▸ Set task
Rewrite the items below, replacing "widget-menu-icon" with "widget-options-icon" everywhere it occurs and leaving everything else unchanged.

## begin Source records

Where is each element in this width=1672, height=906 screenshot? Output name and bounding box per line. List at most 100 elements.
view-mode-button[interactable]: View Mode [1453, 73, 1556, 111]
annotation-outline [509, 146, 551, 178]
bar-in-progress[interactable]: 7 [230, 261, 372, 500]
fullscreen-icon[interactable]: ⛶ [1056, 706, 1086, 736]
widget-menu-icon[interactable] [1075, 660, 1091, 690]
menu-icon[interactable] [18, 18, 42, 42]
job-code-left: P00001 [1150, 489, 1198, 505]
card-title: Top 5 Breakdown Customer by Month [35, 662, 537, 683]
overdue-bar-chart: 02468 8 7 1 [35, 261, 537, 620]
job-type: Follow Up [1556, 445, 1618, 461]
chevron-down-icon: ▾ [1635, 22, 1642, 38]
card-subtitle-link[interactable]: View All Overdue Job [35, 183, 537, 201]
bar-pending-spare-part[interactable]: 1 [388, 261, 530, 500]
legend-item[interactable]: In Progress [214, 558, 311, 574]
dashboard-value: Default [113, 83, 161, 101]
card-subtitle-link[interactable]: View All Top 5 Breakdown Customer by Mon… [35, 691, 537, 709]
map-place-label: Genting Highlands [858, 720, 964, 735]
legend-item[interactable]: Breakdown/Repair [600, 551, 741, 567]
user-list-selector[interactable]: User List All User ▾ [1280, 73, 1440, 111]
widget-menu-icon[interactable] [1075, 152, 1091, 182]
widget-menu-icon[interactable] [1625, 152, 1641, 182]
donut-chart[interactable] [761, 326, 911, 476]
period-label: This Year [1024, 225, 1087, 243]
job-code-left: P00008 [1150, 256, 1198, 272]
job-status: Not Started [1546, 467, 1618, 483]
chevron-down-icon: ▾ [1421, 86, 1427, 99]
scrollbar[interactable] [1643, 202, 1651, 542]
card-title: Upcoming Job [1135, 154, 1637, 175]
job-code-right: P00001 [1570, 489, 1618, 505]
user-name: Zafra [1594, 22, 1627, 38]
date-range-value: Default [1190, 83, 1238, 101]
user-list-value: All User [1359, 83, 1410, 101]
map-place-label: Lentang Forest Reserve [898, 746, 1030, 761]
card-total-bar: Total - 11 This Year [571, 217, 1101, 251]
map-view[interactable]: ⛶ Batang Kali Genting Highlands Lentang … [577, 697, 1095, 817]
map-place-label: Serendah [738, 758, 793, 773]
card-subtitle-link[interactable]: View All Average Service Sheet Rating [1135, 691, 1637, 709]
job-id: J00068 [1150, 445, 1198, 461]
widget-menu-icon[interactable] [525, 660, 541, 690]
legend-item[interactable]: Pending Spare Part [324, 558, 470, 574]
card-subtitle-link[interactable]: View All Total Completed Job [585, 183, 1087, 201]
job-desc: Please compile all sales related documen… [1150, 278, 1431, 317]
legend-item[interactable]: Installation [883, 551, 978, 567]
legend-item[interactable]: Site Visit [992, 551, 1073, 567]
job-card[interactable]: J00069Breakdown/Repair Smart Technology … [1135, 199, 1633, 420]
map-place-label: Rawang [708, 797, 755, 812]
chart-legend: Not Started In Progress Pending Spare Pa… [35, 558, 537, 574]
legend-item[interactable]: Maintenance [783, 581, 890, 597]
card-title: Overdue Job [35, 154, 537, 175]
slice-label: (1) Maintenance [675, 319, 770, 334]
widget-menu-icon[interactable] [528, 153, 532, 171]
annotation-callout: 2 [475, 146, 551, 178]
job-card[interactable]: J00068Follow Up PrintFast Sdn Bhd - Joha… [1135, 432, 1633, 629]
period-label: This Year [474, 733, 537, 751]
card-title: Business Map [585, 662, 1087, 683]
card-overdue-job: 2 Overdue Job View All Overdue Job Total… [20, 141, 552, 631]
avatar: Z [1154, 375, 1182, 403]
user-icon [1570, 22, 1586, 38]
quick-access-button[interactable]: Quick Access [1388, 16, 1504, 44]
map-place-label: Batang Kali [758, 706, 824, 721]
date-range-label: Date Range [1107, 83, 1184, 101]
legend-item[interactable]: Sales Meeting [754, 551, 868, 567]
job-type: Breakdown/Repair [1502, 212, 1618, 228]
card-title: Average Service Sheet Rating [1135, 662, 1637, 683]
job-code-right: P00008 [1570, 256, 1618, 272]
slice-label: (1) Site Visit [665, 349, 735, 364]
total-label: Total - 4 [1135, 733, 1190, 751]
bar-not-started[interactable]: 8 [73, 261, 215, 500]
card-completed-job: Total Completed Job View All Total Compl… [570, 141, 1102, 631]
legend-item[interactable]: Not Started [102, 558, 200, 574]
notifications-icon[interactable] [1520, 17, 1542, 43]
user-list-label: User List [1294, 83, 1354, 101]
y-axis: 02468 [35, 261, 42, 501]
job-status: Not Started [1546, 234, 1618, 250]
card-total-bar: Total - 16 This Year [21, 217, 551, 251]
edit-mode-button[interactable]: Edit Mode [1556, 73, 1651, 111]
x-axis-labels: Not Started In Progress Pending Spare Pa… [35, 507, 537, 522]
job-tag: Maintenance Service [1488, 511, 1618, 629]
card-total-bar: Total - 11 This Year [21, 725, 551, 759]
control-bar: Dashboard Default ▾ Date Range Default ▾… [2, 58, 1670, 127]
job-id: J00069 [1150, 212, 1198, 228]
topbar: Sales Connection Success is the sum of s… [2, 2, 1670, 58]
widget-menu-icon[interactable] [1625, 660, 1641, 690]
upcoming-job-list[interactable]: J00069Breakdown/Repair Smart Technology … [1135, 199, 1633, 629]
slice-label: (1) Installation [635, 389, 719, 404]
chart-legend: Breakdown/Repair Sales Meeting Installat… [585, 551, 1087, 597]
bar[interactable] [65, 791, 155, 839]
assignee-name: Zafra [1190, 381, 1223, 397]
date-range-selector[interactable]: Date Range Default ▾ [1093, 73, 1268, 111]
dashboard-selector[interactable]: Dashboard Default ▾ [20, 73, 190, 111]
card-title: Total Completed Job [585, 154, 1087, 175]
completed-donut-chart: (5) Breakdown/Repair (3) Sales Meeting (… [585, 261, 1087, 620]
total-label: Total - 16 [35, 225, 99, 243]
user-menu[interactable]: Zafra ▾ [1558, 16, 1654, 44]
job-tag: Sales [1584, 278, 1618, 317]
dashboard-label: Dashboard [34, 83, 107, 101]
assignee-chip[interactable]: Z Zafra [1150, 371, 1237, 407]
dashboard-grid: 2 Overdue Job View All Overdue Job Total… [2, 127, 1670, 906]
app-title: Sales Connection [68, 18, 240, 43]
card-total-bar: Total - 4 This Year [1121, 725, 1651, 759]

## end Source records

▸ Written reply
Where is each element in this width=1672, height=906 screenshot? Output name and bounding box per line. List at most 100 elements.
view-mode-button[interactable]: View Mode [1453, 73, 1556, 111]
annotation-outline [509, 146, 551, 178]
bar-in-progress[interactable]: 7 [230, 261, 372, 500]
fullscreen-icon[interactable]: ⛶ [1056, 706, 1086, 736]
widget-options-icon[interactable] [1075, 660, 1091, 690]
menu-icon[interactable] [18, 18, 42, 42]
job-code-left: P00001 [1150, 489, 1198, 505]
card-title: Top 5 Breakdown Customer by Month [35, 662, 537, 683]
overdue-bar-chart: 02468 8 7 1 [35, 261, 537, 620]
job-type: Follow Up [1556, 445, 1618, 461]
chevron-down-icon: ▾ [1635, 22, 1642, 38]
card-subtitle-link[interactable]: View All Overdue Job [35, 183, 537, 201]
bar-pending-spare-part[interactable]: 1 [388, 261, 530, 500]
legend-item[interactable]: In Progress [214, 558, 311, 574]
dashboard-value: Default [113, 83, 161, 101]
card-subtitle-link[interactable]: View All Top 5 Breakdown Customer by Mon… [35, 691, 537, 709]
map-place-label: Genting Highlands [858, 720, 964, 735]
legend-item[interactable]: Breakdown/Repair [600, 551, 741, 567]
user-list-selector[interactable]: User List All User ▾ [1280, 73, 1440, 111]
widget-options-icon[interactable] [1075, 152, 1091, 182]
widget-options-icon[interactable] [1625, 152, 1641, 182]
donut-chart[interactable] [761, 326, 911, 476]
period-label: This Year [1024, 225, 1087, 243]
job-code-left: P00008 [1150, 256, 1198, 272]
job-status: Not Started [1546, 467, 1618, 483]
chevron-down-icon: ▾ [1421, 86, 1427, 99]
scrollbar[interactable] [1643, 202, 1651, 542]
card-title: Upcoming Job [1135, 154, 1637, 175]
job-code-right: P00001 [1570, 489, 1618, 505]
user-name: Zafra [1594, 22, 1627, 38]
date-range-value: Default [1190, 83, 1238, 101]
user-list-value: All User [1359, 83, 1410, 101]
map-place-label: Lentang Forest Reserve [898, 746, 1030, 761]
card-total-bar: Total - 11 This Year [571, 217, 1101, 251]
map-view[interactable]: ⛶ Batang Kali Genting Highlands Lentang … [577, 697, 1095, 817]
map-place-label: Serendah [738, 758, 793, 773]
card-subtitle-link[interactable]: View All Average Service Sheet Rating [1135, 691, 1637, 709]
job-id: J00068 [1150, 445, 1198, 461]
widget-options-icon[interactable] [525, 660, 541, 690]
legend-item[interactable]: Pending Spare Part [324, 558, 470, 574]
card-subtitle-link[interactable]: View All Total Completed Job [585, 183, 1087, 201]
job-desc: Please compile all sales related documen… [1150, 278, 1431, 317]
legend-item[interactable]: Installation [883, 551, 978, 567]
legend-item[interactable]: Site Visit [992, 551, 1073, 567]
job-card[interactable]: J00069Breakdown/Repair Smart Technology … [1135, 199, 1633, 420]
map-place-label: Rawang [708, 797, 755, 812]
chart-legend: Not Started In Progress Pending Spare Pa… [35, 558, 537, 574]
legend-item[interactable]: Maintenance [783, 581, 890, 597]
card-title: Overdue Job [35, 154, 537, 175]
slice-label: (1) Maintenance [675, 319, 770, 334]
widget-options-icon[interactable] [528, 153, 532, 171]
annotation-callout: 2 [475, 146, 551, 178]
job-card[interactable]: J00068Follow Up PrintFast Sdn Bhd - Joha… [1135, 432, 1633, 629]
period-label: This Year [474, 733, 537, 751]
card-title: Business Map [585, 662, 1087, 683]
card-overdue-job: 2 Overdue Job View All Overdue Job Total… [20, 141, 552, 631]
avatar: Z [1154, 375, 1182, 403]
user-icon [1570, 22, 1586, 38]
quick-access-button[interactable]: Quick Access [1388, 16, 1504, 44]
map-place-label: Batang Kali [758, 706, 824, 721]
date-range-label: Date Range [1107, 83, 1184, 101]
legend-item[interactable]: Sales Meeting [754, 551, 868, 567]
job-type: Breakdown/Repair [1502, 212, 1618, 228]
card-title: Average Service Sheet Rating [1135, 662, 1637, 683]
job-code-right: P00008 [1570, 256, 1618, 272]
slice-label: (1) Site Visit [665, 349, 735, 364]
total-label: Total - 4 [1135, 733, 1190, 751]
bar-not-started[interactable]: 8 [73, 261, 215, 500]
card-completed-job: Total Completed Job View All Total Compl… [570, 141, 1102, 631]
legend-item[interactable]: Not Started [102, 558, 200, 574]
notifications-icon[interactable] [1520, 17, 1542, 43]
user-list-label: User List [1294, 83, 1354, 101]
y-axis: 02468 [35, 261, 42, 501]
job-status: Not Started [1546, 234, 1618, 250]
card-total-bar: Total - 16 This Year [21, 217, 551, 251]
edit-mode-button[interactable]: Edit Mode [1556, 73, 1651, 111]
x-axis-labels: Not Started In Progress Pending Spare Pa… [35, 507, 537, 522]
job-tag: Maintenance Service [1488, 511, 1618, 629]
card-total-bar: Total - 11 This Year [21, 725, 551, 759]
control-bar: Dashboard Default ▾ Date Range Default ▾… [2, 58, 1670, 127]
job-id: J00069 [1150, 212, 1198, 228]
topbar: Sales Connection Success is the sum of s… [2, 2, 1670, 58]
widget-options-icon[interactable] [1625, 660, 1641, 690]
upcoming-job-list[interactable]: J00069Breakdown/Repair Smart Technology … [1135, 199, 1633, 629]
slice-label: (1) Installation [635, 389, 719, 404]
chart-legend: Breakdown/Repair Sales Meeting Installat… [585, 551, 1087, 597]
bar[interactable] [65, 791, 155, 839]
assignee-name: Zafra [1190, 381, 1223, 397]
date-range-selector[interactable]: Date Range Default ▾ [1093, 73, 1268, 111]
dashboard-selector[interactable]: Dashboard Default ▾ [20, 73, 190, 111]
card-title: Total Completed Job [585, 154, 1087, 175]
completed-donut-chart: (5) Breakdown/Repair (3) Sales Meeting (… [585, 261, 1087, 620]
total-label: Total - 16 [35, 225, 99, 243]
user-menu[interactable]: Zafra ▾ [1558, 16, 1654, 44]
job-tag: Sales [1584, 278, 1618, 317]
dashboard-label: Dashboard [34, 83, 107, 101]
assignee-chip[interactable]: Z Zafra [1150, 371, 1237, 407]
dashboard-grid: 2 Overdue Job View All Overdue Job Total… [2, 127, 1670, 906]
app-title: Sales Connection [68, 18, 240, 43]
card-total-bar: Total - 4 This Year [1121, 725, 1651, 759]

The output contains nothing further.